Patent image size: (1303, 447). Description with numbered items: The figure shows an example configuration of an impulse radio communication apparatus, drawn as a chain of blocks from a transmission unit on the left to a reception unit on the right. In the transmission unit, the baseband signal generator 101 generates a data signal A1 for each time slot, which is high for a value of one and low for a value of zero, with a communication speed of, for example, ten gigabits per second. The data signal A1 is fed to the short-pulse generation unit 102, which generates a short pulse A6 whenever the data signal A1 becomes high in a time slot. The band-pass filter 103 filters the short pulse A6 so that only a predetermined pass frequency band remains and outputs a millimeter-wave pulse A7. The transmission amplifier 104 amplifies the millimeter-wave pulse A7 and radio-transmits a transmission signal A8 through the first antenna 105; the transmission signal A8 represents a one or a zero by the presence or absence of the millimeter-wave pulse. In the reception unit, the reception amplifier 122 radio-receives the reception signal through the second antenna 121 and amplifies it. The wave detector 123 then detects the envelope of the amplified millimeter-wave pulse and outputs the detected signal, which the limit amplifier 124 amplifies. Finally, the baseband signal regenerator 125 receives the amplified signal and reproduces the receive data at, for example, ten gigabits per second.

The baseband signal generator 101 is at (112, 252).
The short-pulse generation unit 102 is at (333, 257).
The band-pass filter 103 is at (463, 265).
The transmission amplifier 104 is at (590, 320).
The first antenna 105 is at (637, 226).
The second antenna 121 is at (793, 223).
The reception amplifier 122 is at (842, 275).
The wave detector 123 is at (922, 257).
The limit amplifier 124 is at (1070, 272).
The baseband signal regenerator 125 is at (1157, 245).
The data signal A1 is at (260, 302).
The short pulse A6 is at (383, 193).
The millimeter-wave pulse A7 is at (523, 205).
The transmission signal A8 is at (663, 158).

○ ○ ○ ○ ○ ○ ○

What this task involves:
Please arrange every line in the records above as a numbered list, leaving out the blank lines.

Exercise solution:
1. Patent image size: (1303, 447). Description with numbered items: The figure shows an example configuration of an impulse radio communication apparatus, drawn as a chain of blocks from a transmission unit on the left to a reception unit on the right. In the transmission unit, the baseband signal generator 101 generates a data signal A1 for each time slot, which is high for a value of one and low for a value of zero, with a communication speed of, for example, ten gigabits per second. The data signal A1 is fed to the short-pulse generation unit 102, which generates a short pulse A6 whenever the data signal A1 becomes high in a time slot. The band-pass filter 103 filters the short pulse A6 so that only a predetermined pass frequency band remains and outputs a millimeter-wave pulse A7. The transmission amplifier 104 amplifies the millimeter-wave pulse A7 and radio-transmits a transmission signal A8 through the first antenna 105; the transmission signal A8 represents a one or a zero by the presence or absence of the millimeter-wave pulse. In the reception unit, the reception amplifier 122 radio-receives the reception signal through the second antenna 121 and amplifies it. The wave detector 123 then detects the envelope of the amplified millimeter-wave pulse and outputs the detected signal, which the limit amplifier 124 amplifies. Finally, the baseband signal regenerator 125 receives the amplified signal and reproduces the receive data at, for example, ten gigabits per second.
2. The baseband signal generator 101 is at (112, 252).
3. The short-pulse generation unit 102 is at (333, 257).
4. The band-pass filter 103 is at (463, 265).
5. The transmission amplifier 104 is at (590, 320).
6. The first antenna 105 is at (637, 226).
7. The second antenna 121 is at (793, 223).
8. The reception amplifier 122 is at (842, 275).
9. The wave detector 123 is at (922, 257).
10. The limit amplifier 124 is at (1070, 272).
11. The baseband signal regenerator 125 is at (1157, 245).
12. The data signal A1 is at (260, 302).
13. The short pulse A6 is at (383, 193).
14. The millimeter-wave pulse A7 is at (523, 205).
15. The transmission signal A8 is at (663, 158).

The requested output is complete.